Problem to solve - Extract the entries in their exact form.

Records supplied -
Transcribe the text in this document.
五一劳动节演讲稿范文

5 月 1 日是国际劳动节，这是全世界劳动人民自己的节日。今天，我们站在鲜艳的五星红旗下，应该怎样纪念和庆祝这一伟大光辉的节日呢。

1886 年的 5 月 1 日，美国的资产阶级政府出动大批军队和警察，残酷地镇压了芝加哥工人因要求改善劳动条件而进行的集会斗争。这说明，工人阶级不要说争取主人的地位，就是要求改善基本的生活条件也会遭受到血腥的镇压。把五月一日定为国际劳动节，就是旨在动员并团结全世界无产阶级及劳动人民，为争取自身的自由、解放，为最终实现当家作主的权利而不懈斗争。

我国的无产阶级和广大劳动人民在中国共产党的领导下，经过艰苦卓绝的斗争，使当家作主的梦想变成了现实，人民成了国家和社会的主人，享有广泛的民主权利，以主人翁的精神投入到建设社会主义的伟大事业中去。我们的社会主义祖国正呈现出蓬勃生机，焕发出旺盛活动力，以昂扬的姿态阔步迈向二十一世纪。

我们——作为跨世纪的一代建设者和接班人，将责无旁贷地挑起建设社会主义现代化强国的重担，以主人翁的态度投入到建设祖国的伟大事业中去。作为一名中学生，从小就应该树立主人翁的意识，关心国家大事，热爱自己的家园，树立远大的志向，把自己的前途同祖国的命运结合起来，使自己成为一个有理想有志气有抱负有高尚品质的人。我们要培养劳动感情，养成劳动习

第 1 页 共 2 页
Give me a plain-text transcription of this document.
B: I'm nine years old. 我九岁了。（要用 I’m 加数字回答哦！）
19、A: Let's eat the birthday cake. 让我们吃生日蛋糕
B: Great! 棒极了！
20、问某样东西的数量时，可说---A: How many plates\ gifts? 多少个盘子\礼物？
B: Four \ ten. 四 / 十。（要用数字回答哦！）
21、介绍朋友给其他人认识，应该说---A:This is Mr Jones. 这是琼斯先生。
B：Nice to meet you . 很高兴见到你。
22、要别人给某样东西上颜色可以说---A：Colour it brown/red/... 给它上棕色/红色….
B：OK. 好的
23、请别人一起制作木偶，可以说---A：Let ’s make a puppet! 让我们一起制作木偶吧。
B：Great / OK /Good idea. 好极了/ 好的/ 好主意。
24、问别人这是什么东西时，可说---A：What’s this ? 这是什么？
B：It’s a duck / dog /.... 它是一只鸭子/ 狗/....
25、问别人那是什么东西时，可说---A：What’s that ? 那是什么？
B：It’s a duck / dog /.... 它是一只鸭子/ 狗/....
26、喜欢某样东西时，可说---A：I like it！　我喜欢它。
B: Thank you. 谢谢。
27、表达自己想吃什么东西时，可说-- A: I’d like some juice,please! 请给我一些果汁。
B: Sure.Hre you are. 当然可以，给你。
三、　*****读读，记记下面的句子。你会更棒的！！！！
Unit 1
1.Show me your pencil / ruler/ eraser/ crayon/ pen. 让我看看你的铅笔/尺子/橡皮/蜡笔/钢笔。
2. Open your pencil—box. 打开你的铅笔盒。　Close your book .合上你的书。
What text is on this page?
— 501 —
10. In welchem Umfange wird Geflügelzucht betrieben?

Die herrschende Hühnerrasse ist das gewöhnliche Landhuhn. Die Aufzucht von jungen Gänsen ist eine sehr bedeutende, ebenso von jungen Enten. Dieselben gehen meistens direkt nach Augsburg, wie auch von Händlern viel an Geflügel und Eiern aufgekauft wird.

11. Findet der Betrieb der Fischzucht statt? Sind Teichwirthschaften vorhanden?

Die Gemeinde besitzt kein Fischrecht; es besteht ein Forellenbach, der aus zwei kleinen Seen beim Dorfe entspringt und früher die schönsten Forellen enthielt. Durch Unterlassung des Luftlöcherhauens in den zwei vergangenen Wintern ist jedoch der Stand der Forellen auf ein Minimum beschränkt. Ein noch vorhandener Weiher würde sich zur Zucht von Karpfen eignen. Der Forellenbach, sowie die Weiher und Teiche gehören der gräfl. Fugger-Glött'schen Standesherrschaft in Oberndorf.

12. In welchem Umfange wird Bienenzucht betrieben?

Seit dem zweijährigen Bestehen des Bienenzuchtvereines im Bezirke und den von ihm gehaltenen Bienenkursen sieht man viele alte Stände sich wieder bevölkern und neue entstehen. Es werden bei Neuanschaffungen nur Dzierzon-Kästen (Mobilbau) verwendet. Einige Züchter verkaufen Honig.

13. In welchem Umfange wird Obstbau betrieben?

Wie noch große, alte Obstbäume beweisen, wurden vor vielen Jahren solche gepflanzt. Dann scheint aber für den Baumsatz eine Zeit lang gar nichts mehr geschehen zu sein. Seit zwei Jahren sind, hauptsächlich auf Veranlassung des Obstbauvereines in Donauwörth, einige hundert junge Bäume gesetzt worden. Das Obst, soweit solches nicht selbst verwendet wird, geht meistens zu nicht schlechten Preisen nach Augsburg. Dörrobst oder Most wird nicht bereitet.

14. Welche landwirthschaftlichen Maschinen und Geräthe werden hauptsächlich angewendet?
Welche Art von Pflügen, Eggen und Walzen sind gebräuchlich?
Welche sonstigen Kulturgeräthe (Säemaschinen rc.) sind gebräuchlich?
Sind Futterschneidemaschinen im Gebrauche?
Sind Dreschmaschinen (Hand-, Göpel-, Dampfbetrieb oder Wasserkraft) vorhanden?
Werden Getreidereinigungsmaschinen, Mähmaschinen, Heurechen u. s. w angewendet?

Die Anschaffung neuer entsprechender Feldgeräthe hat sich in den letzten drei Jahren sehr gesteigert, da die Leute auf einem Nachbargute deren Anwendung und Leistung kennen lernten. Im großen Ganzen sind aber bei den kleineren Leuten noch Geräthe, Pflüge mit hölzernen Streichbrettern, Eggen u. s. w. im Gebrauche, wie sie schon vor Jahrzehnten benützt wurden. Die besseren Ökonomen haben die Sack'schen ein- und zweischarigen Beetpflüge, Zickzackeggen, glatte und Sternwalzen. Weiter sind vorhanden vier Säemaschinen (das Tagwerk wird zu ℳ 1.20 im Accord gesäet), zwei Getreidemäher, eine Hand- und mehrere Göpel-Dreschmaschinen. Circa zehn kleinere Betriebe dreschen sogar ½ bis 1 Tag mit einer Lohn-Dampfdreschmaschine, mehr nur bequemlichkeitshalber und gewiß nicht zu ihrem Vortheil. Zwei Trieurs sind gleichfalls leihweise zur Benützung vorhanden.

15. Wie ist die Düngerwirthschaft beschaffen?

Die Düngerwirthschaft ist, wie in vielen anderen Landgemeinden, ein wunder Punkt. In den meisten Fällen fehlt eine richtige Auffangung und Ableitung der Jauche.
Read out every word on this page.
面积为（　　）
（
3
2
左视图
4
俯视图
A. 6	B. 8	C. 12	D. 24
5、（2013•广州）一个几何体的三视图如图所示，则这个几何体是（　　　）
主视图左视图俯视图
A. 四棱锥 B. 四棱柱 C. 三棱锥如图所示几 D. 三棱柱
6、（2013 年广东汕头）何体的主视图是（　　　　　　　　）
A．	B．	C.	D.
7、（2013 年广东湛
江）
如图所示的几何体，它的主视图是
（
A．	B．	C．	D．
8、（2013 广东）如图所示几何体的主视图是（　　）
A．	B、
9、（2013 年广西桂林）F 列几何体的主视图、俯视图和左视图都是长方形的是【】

Answer -
Transcribe the text in this document.
五一劳动节演讲稿范文

5 月 1 日是国际劳动节，这是全世界劳动人民自己的节日。今天，我们站在鲜艳的五星红旗下，应该怎样纪念和庆祝这一伟大光辉的节日呢。

1886 年的 5 月 1 日，美国的资产阶级政府出动大批军队和警察，残酷地镇压了芝加哥工人因要求改善劳动条件而进行的集会斗争。这说明，工人阶级不要说争取主人的地位，就是要求改善基本的生活条件也会遭受到血腥的镇压。把五月一日定为国际劳动节，就是旨在动员并团结全世界无产阶级及劳动人民，为争取自身的自由、解放，为最终实现当家作主的权利而不懈斗争。

我国的无产阶级和广大劳动人民在中国共产党的领导下，经过艰苦卓绝的斗争，使当家作主的梦想变成了现实，人民成了国家和社会的主人，享有广泛的民主权利，以主人翁的精神投入到建设社会主义的伟大事业中去。我们的社会主义祖国正呈现出蓬勃生机，焕发出旺盛活动力，以昂扬的姿态阔步迈向二十一世纪。

我们——作为跨世纪的一代建设者和接班人，将责无旁贷地挑起建设社会主义现代化强国的重担，以主人翁的态度投入到建设祖国的伟大事业中去。作为一名中学生，从小就应该树立主人翁的意识，关心国家大事，热爱自己的家园，树立远大的志向，把自己的前途同祖国的命运结合起来，使自己成为一个有理想有志气有抱负有高尚品质的人。我们要培养劳动感情，养成劳动习

第 1 页 共 2 页
Give me a plain-text transcription of this document.
B: I'm nine years old. 我九岁了。（要用 I’m 加数字回答哦！）
19、A: Let's eat the birthday cake. 让我们吃生日蛋糕
B: Great! 棒极了！
20、问某样东西的数量时，可说---A: How many plates\ gifts? 多少个盘子\礼物？
B: Four \ ten. 四 / 十。（要用数字回答哦！）
21、介绍朋友给其他人认识，应该说---A:This is Mr Jones. 这是琼斯先生。
B：Nice to meet you . 很高兴见到你。
22、要别人给某样东西上颜色可以说---A：Colour it brown/red/... 给它上棕色/红色….
B：OK. 好的
23、请别人一起制作木偶，可以说---A：Let ’s make a puppet! 让我们一起制作木偶吧。
B：Great / OK /Good idea. 好极了/ 好的/ 好主意。
24、问别人这是什么东西时，可说---A：What’s this ? 这是什么？
B：It’s a duck / dog /.... 它是一只鸭子/ 狗/....
25、问别人那是什么东西时，可说---A：What’s that ? 那是什么？
B：It’s a duck / dog /.... 它是一只鸭子/ 狗/....
26、喜欢某样东西时，可说---A：I like it！　我喜欢它。
B: Thank you. 谢谢。
27、表达自己想吃什么东西时，可说-- A: I’d like some juice,please! 请给我一些果汁。
B: Sure.Hre you are. 当然可以，给你。
三、　*****读读，记记下面的句子。你会更棒的！！！！
Unit 1
1.Show me your pencil / ruler/ eraser/ crayon/ pen. 让我看看你的铅笔/尺子/橡皮/蜡笔/钢笔。
2. Open your pencil—box. 打开你的铅笔盒。　Close your book .合上你的书。
What text is on this page?
— 501 —
10. In welchem Umfange wird Geflügelzucht betrieben?

Die herrschende Hühnerrasse ist das gewöhnliche Landhuhn. Die Aufzucht von jungen Gänsen ist eine sehr bedeutende, ebenso von jungen Enten. Dieselben gehen meistens direkt nach Augsburg, wie auch von Händlern viel an Geflügel und Eiern aufgekauft wird.

11. Findet der Betrieb der Fischzucht statt? Sind Teichwirthschaften vorhanden?

Die Gemeinde besitzt kein Fischrecht; es besteht ein Forellenbach, der aus zwei kleinen Seen beim Dorfe entspringt und früher die schönsten Forellen enthielt. Durch Unterlassung des Luftlöcherhauens in den zwei vergangenen Wintern ist jedoch der Stand der Forellen auf ein Minimum beschränkt. Ein noch vorhandener Weiher würde sich zur Zucht von Karpfen eignen. Der Forellenbach, sowie die Weiher und Teiche gehören der gräfl. Fugger-Glött'schen Standesherrschaft in Oberndorf.

12. In welchem Umfange wird Bienenzucht betrieben?

Seit dem zweijährigen Bestehen des Bienenzuchtvereines im Bezirke und den von ihm gehaltenen Bienenkursen sieht man viele alte Stände sich wieder bevölkern und neue entstehen. Es werden bei Neuanschaffungen nur Dzierzon-Kästen (Mobilbau) verwendet. Einige Züchter verkaufen Honig.

13. In welchem Umfange wird Obstbau betrieben?

Wie noch große, alte Obstbäume beweisen, wurden vor vielen Jahren solche gepflanzt. Dann scheint aber für den Baumsatz eine Zeit lang gar nichts mehr geschehen zu sein. Seit zwei Jahren sind, hauptsächlich auf Veranlassung des Obstbauvereines in Donauwörth, einige hundert junge Bäume gesetzt worden. Das Obst, soweit solches nicht selbst verwendet wird, geht meistens zu nicht schlechten Preisen nach Augsburg. Dörrobst oder Most wird nicht bereitet.

14. Welche landwirthschaftlichen Maschinen und Geräthe werden hauptsächlich angewendet?
Welche Art von Pflügen, Eggen und Walzen sind gebräuchlich?
Welche sonstigen Kulturgeräthe (Säemaschinen rc.) sind gebräuchlich?
Sind Futterschneidemaschinen im Gebrauche?
Sind Dreschmaschinen (Hand-, Göpel-, Dampfbetrieb oder Wasserkraft) vorhanden?
Werden Getreidereinigungsmaschinen, Mähmaschinen, Heurechen u. s. w angewendet?

Die Anschaffung neuer entsprechender Feldgeräthe hat sich in den letzten drei Jahren sehr gesteigert, da die Leute auf einem Nachbargute deren Anwendung und Leistung kennen lernten. Im großen Ganzen sind aber bei den kleineren Leuten noch Geräthe, Pflüge mit hölzernen Streichbrettern, Eggen u. s. w. im Gebrauche, wie sie schon vor Jahrzehnten benützt wurden. Die besseren Ökonomen haben die Sack'schen ein- und zweischarigen Beetpflüge, Zickzackeggen, glatte und Sternwalzen. Weiter sind vorhanden vier Säemaschinen (das Tagwerk wird zu ℳ 1.20 im Accord gesäet), zwei Getreidemäher, eine Hand- und mehrere Göpel-Dreschmaschinen. Circa zehn kleinere Betriebe dreschen sogar ½ bis 1 Tag mit einer Lohn-Dampfdreschmaschine, mehr nur bequemlichkeitshalber und gewiß nicht zu ihrem Vortheil. Zwei Trieurs sind gleichfalls leihweise zur Benützung vorhanden.

15. Wie ist die Düngerwirthschaft beschaffen?

Die Düngerwirthschaft ist, wie in vielen anderen Landgemeinden, ein wunder Punkt. In den meisten Fällen fehlt eine richtige Auffangung und Ableitung der Jauche.
Read out every word on this page.
面积为（　　）
（
3
2
左视图
4
俯视图
A. 6	B. 8	C. 12	D. 24
5、（2013•广州）一个几何体的三视图如图所示，则这个几何体是（　　　）
主视图左视图俯视图
A. 四棱锥 B. 四棱柱 C. 三棱锥如图所示几 D. 三棱柱
6、（2013 年广东汕头）何体的主视图是（　　　　　　　　）
A．	B．	C.	D.
7、（2013 年广东湛
江）
如图所示的几何体，它的主视图是
（
A．	B．	C．	D．
8、（2013 广东）如图所示几何体的主视图是（　　）
A．	B、
9、（2013 年广西桂林）F 列几何体的主视图、俯视图和左视图都是长方形的是【】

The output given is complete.